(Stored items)
################

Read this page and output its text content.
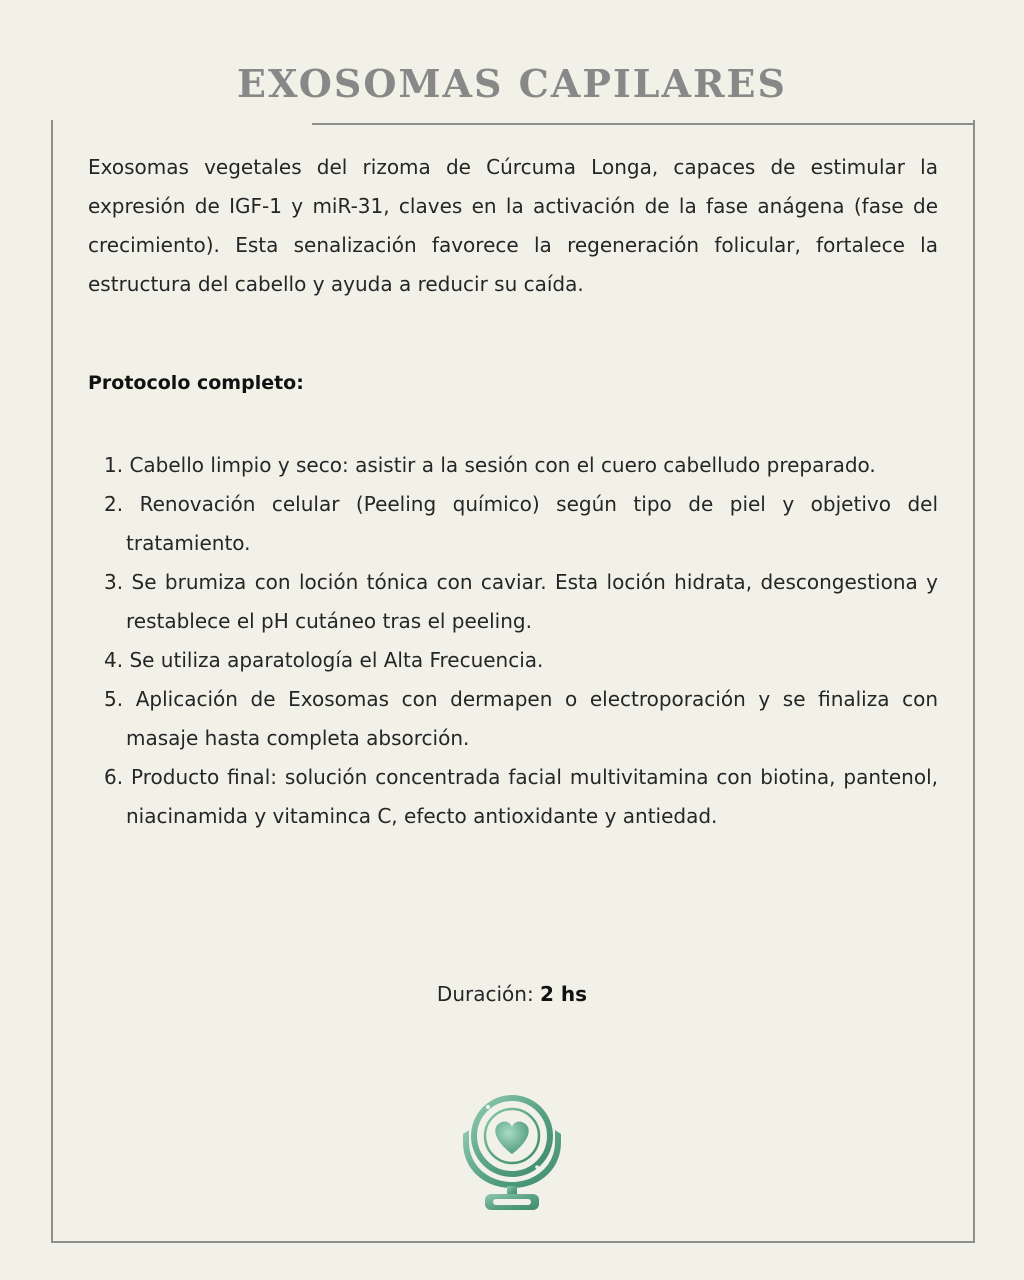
EXOSOMAS CAPILARES

Exosomas vegetales del rizoma de Cúrcuma Longa, capaces de estimular la expresión de IGF-1 y miR-31, claves en la activación de la fase anágena (fase de crecimiento). Esta senalización favorece la regeneración folicular, fortalece la estructura del cabello y ayuda a reducir su caída.

Protocolo completo:
1. Cabello limpio y seco: asistir a la sesión con el cuero cabelludo preparado.
2. Renovación celular (Peeling químico) según tipo de piel y objetivo del tratamiento.
3. Se brumiza con loción tónica con caviar. Esta loción hidrata, descongestiona y restablece el pH cutáneo tras el peeling.
4. Se utiliza aparatología el Alta Frecuencia.
5. Aplicación de Exosomas con dermapen o electroporación y se finaliza con masaje hasta completa absorción.
6. Producto final: solución concentrada facial multivitamina con biotina, pantenol, niacinamida y vitaminca C, efecto antioxidante y antiedad.
Duración: 2 hs
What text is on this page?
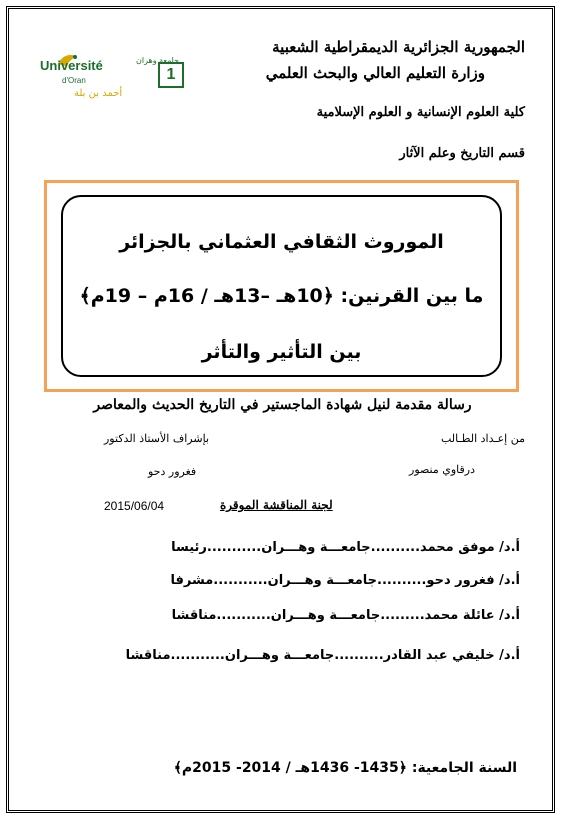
Université
d'Oran
جامعة وهران
1
أحمد بن بلة
الجمهورية الجزائرية الديمقراطية الشعبية
وزارة التعليم العالي والبحث العلمي
كلية العلوم الإنسانية و العلوم الإسلامية
قسم التاريخ وعلم الآثار
الموروث الثقافي العثماني بالجزائر
ما بين القرنين: ﴿10هـ –13هـ / 16م – 19م﴾
بين التأثير والتأثر
رسالة مقدمة لنيل شهادة الماجستير في التاريخ الحديث والمعاصر
من إعـداد الطـالب
بإشراف الأستاذ الدكتور
درقاوي منصور
فغرور دحو
2015/06/04	لجنة المناقشة الموقرة
أ.د/ موفق محمد..........جامعـــة وهـــران...........رئيسا
أ.د/ فغرور دحو..........جامعـــة وهـــران...........مشرفا
أ.د/ عائلة محمد.........جامعـــة وهـــران...........مناقشا
أ.د/ خليفي عبد القادر..........جامعـــة وهـــران...........مناقشا
السنة الجامعية: ﴿1435- 1436هـ / 2014- 2015م﴾
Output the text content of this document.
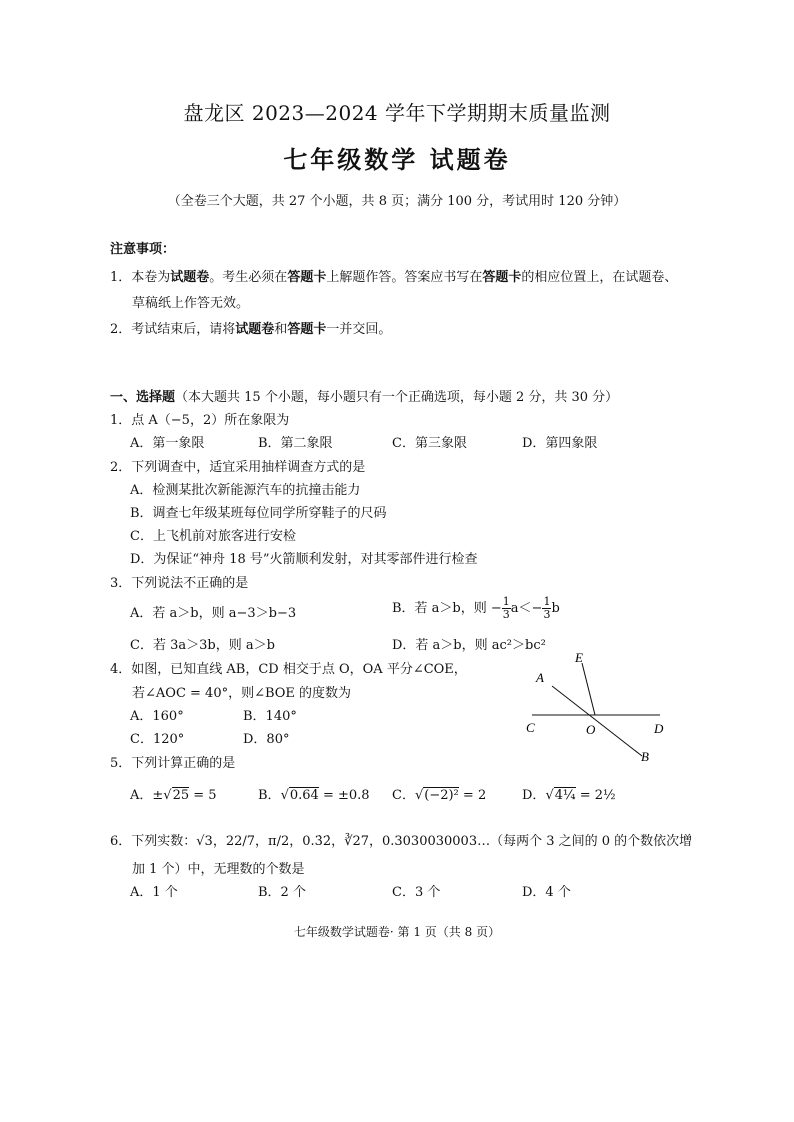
盘龙区 2023—2024 学年下学期期末质量监测
七年级数学 试题卷
（全卷三个大题，共 27 个小题，共 8 页；满分 100 分，考试用时 120 分钟）
注意事项：
1．本卷为试题卷。考生必须在答题卡上解题作答。答案应书写在答题卡的相应位置上，在试题卷、
草稿纸上作答无效。
2．考试结束后，请将试题卷和答题卡一并交回。
一、选择题（本大题共 15 个小题，每小题只有一个正确选项，每小题 2 分，共 30 分）
1．点 A（−5，2）所在象限为
A．第一象限	B．第二象限	C．第三象限	D．第四象限
2．下列调查中，适宜采用抽样调查方式的是
A．检测某批次新能源汽车的抗撞击能力
B．调查七年级某班每位同学所穿鞋子的尺码
C．上飞机前对旅客进行安检
D．为保证“神舟 18 号”火箭顺利发射，对其零部件进行检查
3．下列说法不正确的是
A．若 a＞b，则 a−3＞b−3	B．若 a＞b，则 − $\frac{1}{3} a<- \frac{1}{3}$ b
C．若 3a＞3b，则 a＞b	D．若 a＞b，则 ac²＞bc²
4．如图，已知直线 AB，CD 相交于点 O，OA 平分∠COE，
若∠AOC = 40°，则∠BOE 的度数为
A．160°	B．140°
C．120°	D．80°
E
A
C	O	D
B
5．下列计算正确的是
A．±√25 = 5	B．√0.64 = ±0.8 C．√(−2)² = 2	D．√4¼ = 2½
6．下列实数：√3，22/7，π/2，0.3̇2̇，∛27，0.3030030003…（每两个 3 之间的 0 的个数依次增
加 1 个）中，无理数的个数是
A．1 个	B．2 个	C．3 个	D．4 个
七年级数学试题卷· 第 1 页（共 8 页）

################

# AIM:
Reproduce word for word only the lines between the line containing "Output the text content of this document." and the end of the listing above, both included, and drop any pictures.

# RESULT BELOW:
Output the text content of this document.
盘龙区 2023—2024 学年下学期期末质量监测
七年级数学 试题卷
（全卷三个大题，共 27 个小题，共 8 页；满分 100 分，考试用时 120 分钟）
注意事项：
1．本卷为试题卷。考生必须在答题卡上解题作答。答案应书写在答题卡的相应位置上，在试题卷、
草稿纸上作答无效。
2．考试结束后，请将试题卷和答题卡一并交回。
一、选择题（本大题共 15 个小题，每小题只有一个正确选项，每小题 2 分，共 30 分）
1．点 A（−5，2）所在象限为
A．第一象限	B．第二象限	C．第三象限	D．第四象限
2．下列调查中，适宜采用抽样调查方式的是
A．检测某批次新能源汽车的抗撞击能力
B．调查七年级某班每位同学所穿鞋子的尺码
C．上飞机前对旅客进行安检
D．为保证“神舟 18 号”火箭顺利发射，对其零部件进行检查
3．下列说法不正确的是
A．若 a＞b，则 a−3＞b−3	B．若 a＞b，则 − $\frac{1}{3} a<- \frac{1}{3}$ b
C．若 3a＞3b，则 a＞b	D．若 a＞b，则 ac²＞bc²
4．如图，已知直线 AB，CD 相交于点 O，OA 平分∠COE，
若∠AOC = 40°，则∠BOE 的度数为
A．160°	B．140°
C．120°	D．80°
E
A
C	O	D
B
5．下列计算正确的是
A．±√25 = 5	B．√0.64 = ±0.8 C．√(−2)² = 2	D．√4¼ = 2½
6．下列实数：√3，22/7，π/2，0.3̇2̇，∛27，0.3030030003…（每两个 3 之间的 0 的个数依次增
加 1 个）中，无理数的个数是
A．1 个	B．2 个	C．3 个	D．4 个
七年级数学试题卷· 第 1 页（共 8 页）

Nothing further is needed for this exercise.